- [Written request] Search the data for the string "text" and gather each line it is in.

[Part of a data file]
╔══

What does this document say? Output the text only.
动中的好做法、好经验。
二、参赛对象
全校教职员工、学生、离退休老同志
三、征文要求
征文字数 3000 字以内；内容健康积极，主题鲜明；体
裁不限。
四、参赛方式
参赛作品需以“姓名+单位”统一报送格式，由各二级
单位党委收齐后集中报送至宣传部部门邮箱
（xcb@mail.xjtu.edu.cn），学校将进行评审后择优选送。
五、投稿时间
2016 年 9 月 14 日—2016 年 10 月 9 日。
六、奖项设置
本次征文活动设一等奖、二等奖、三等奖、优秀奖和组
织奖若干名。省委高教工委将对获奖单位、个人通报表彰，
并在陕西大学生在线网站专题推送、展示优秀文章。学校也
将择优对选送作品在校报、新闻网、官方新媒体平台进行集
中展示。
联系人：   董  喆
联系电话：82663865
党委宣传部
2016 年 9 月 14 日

╚══
╔══

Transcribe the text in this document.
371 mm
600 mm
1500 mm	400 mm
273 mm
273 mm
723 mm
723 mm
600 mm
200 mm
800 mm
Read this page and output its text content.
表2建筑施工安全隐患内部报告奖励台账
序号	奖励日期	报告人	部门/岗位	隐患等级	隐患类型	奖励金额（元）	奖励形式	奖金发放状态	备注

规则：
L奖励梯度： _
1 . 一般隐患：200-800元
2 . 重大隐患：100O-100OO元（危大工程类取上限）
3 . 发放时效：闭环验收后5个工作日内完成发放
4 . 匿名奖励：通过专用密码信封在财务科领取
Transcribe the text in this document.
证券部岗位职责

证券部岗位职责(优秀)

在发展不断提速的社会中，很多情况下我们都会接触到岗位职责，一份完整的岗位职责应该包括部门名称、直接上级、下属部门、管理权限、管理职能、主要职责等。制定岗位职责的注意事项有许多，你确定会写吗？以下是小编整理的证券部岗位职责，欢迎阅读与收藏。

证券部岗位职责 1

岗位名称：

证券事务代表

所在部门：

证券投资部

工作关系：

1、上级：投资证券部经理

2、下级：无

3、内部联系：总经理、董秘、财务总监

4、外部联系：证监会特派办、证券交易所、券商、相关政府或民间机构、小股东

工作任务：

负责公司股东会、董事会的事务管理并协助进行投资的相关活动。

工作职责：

╚══
╔══

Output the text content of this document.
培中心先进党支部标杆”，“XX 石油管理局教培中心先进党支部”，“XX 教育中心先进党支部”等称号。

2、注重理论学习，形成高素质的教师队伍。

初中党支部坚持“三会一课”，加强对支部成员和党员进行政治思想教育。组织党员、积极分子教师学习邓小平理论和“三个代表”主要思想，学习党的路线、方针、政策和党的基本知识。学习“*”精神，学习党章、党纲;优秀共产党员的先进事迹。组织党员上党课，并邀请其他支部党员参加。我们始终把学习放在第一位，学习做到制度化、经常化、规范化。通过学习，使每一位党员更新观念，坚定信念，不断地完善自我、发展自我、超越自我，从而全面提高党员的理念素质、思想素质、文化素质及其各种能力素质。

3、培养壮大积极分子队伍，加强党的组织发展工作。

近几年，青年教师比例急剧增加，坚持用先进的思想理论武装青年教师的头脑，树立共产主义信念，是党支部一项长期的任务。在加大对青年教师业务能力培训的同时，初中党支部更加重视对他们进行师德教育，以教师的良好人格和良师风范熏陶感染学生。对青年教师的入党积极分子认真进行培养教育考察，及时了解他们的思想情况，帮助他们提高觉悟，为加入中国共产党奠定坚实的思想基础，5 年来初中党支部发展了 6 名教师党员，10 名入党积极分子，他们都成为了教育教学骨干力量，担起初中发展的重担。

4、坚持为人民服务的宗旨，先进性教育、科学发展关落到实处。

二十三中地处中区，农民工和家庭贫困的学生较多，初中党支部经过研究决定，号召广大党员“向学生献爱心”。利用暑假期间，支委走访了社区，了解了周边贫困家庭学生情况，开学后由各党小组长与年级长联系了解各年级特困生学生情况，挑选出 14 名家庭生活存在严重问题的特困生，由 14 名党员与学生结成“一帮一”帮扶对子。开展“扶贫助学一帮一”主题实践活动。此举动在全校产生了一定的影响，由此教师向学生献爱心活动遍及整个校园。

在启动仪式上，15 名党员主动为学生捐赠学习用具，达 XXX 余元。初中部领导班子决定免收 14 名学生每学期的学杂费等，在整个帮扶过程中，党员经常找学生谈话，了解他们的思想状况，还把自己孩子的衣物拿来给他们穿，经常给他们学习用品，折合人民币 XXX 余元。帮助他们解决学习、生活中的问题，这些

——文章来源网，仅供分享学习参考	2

╚══

- [Exercise response]
What does this document say? Output the text only.
Transcribe the text in this document.
Read this page and output its text content.
Transcribe the text in this document.
Output the text content of this document.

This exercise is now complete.